• **WORK INSTRUCTIONS**: Write out each line below exactly as it appears.

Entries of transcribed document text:

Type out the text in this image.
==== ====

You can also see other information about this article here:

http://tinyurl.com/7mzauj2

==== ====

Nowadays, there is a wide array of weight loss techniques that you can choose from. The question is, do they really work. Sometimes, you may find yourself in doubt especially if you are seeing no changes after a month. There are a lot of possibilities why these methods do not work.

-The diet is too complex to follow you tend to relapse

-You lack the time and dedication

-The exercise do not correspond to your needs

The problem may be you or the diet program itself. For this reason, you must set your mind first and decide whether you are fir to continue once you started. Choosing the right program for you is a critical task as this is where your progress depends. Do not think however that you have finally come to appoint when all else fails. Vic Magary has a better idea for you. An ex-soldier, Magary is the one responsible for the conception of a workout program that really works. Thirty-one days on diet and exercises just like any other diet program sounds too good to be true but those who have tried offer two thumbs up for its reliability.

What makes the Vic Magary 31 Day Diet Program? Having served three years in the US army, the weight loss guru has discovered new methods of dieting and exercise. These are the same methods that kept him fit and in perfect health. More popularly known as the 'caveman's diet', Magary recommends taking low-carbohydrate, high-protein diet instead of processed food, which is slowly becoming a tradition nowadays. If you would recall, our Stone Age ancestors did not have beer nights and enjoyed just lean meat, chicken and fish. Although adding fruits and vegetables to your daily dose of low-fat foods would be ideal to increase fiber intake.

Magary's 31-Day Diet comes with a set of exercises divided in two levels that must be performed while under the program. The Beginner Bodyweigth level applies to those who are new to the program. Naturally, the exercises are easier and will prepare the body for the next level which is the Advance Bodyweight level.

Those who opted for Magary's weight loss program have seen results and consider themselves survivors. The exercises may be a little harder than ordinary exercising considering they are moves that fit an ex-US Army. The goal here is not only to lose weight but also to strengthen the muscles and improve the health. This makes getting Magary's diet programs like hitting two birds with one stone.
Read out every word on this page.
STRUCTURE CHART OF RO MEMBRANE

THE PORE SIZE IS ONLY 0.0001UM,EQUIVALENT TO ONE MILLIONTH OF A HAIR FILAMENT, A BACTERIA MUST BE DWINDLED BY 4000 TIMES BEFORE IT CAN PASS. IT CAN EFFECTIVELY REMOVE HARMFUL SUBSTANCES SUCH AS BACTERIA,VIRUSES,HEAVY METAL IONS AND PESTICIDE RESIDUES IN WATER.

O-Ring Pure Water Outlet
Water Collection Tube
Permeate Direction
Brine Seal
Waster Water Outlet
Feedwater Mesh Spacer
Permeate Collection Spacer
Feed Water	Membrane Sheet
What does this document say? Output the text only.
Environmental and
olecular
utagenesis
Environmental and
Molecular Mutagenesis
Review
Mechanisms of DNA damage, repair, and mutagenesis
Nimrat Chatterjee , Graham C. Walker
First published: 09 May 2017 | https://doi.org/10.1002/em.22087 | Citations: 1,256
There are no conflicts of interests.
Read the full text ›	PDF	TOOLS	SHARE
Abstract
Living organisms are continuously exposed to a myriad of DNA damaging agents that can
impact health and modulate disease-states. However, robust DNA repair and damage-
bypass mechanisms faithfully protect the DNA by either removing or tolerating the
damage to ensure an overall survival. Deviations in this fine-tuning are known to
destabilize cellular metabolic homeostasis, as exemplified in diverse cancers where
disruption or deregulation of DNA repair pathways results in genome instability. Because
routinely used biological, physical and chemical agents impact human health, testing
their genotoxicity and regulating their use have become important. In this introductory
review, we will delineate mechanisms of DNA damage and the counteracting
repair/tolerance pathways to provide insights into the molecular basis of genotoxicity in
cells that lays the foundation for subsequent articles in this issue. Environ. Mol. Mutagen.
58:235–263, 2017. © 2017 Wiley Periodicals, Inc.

• **TASK ANSWER**:
Type out the text in this image.
==== ====

You can also see other information about this article here:

http://tinyurl.com/7mzauj2

==== ====

Nowadays, there is a wide array of weight loss techniques that you can choose from. The question is, do they really work. Sometimes, you may find yourself in doubt especially if you are seeing no changes after a month. There are a lot of possibilities why these methods do not work.

-The diet is too complex to follow you tend to relapse

-You lack the time and dedication

-The exercise do not correspond to your needs

The problem may be you or the diet program itself. For this reason, you must set your mind first and decide whether you are fir to continue once you started. Choosing the right program for you is a critical task as this is where your progress depends. Do not think however that you have finally come to appoint when all else fails. Vic Magary has a better idea for you. An ex-soldier, Magary is the one responsible for the conception of a workout program that really works. Thirty-one days on diet and exercises just like any other diet program sounds too good to be true but those who have tried offer two thumbs up for its reliability.

What makes the Vic Magary 31 Day Diet Program? Having served three years in the US army, the weight loss guru has discovered new methods of dieting and exercise. These are the same methods that kept him fit and in perfect health. More popularly known as the 'caveman's diet', Magary recommends taking low-carbohydrate, high-protein diet instead of processed food, which is slowly becoming a tradition nowadays. If you would recall, our Stone Age ancestors did not have beer nights and enjoyed just lean meat, chicken and fish. Although adding fruits and vegetables to your daily dose of low-fat foods would be ideal to increase fiber intake.

Magary's 31-Day Diet comes with a set of exercises divided in two levels that must be performed while under the program. The Beginner Bodyweigth level applies to those who are new to the program. Naturally, the exercises are easier and will prepare the body for the next level which is the Advance Bodyweight level.

Those who opted for Magary's weight loss program have seen results and consider themselves survivors. The exercises may be a little harder than ordinary exercising considering they are moves that fit an ex-US Army. The goal here is not only to lose weight but also to strengthen the muscles and improve the health. This makes getting Magary's diet programs like hitting two birds with one stone.
Read out every word on this page.
STRUCTURE CHART OF RO MEMBRANE

THE PORE SIZE IS ONLY 0.0001UM,EQUIVALENT TO ONE MILLIONTH OF A HAIR FILAMENT, A BACTERIA MUST BE DWINDLED BY 4000 TIMES BEFORE IT CAN PASS. IT CAN EFFECTIVELY REMOVE HARMFUL SUBSTANCES SUCH AS BACTERIA,VIRUSES,HEAVY METAL IONS AND PESTICIDE RESIDUES IN WATER.

O-Ring Pure Water Outlet
Water Collection Tube
Permeate Direction
Brine Seal
Waster Water Outlet
Feedwater Mesh Spacer
Permeate Collection Spacer
Feed Water	Membrane Sheet
What does this document say? Output the text only.
Environmental and
olecular
utagenesis
Environmental and
Molecular Mutagenesis
Review
Mechanisms of DNA damage, repair, and mutagenesis
Nimrat Chatterjee , Graham C. Walker
First published: 09 May 2017 | https://doi.org/10.1002/em.22087 | Citations: 1,256
There are no conflicts of interests.
Read the full text ›	PDF	TOOLS	SHARE
Abstract
Living organisms are continuously exposed to a myriad of DNA damaging agents that can
impact health and modulate disease-states. However, robust DNA repair and damage-
bypass mechanisms faithfully protect the DNA by either removing or tolerating the
damage to ensure an overall survival. Deviations in this fine-tuning are known to
destabilize cellular metabolic homeostasis, as exemplified in diverse cancers where
disruption or deregulation of DNA repair pathways results in genome instability. Because
routinely used biological, physical and chemical agents impact human health, testing
their genotoxicity and regulating their use have become important. In this introductory
review, we will delineate mechanisms of DNA damage and the counteracting
repair/tolerance pathways to provide insights into the molecular basis of genotoxicity in
cells that lays the foundation for subsequent articles in this issue. Environ. Mol. Mutagen.
58:235–263, 2017. © 2017 Wiley Periodicals, Inc.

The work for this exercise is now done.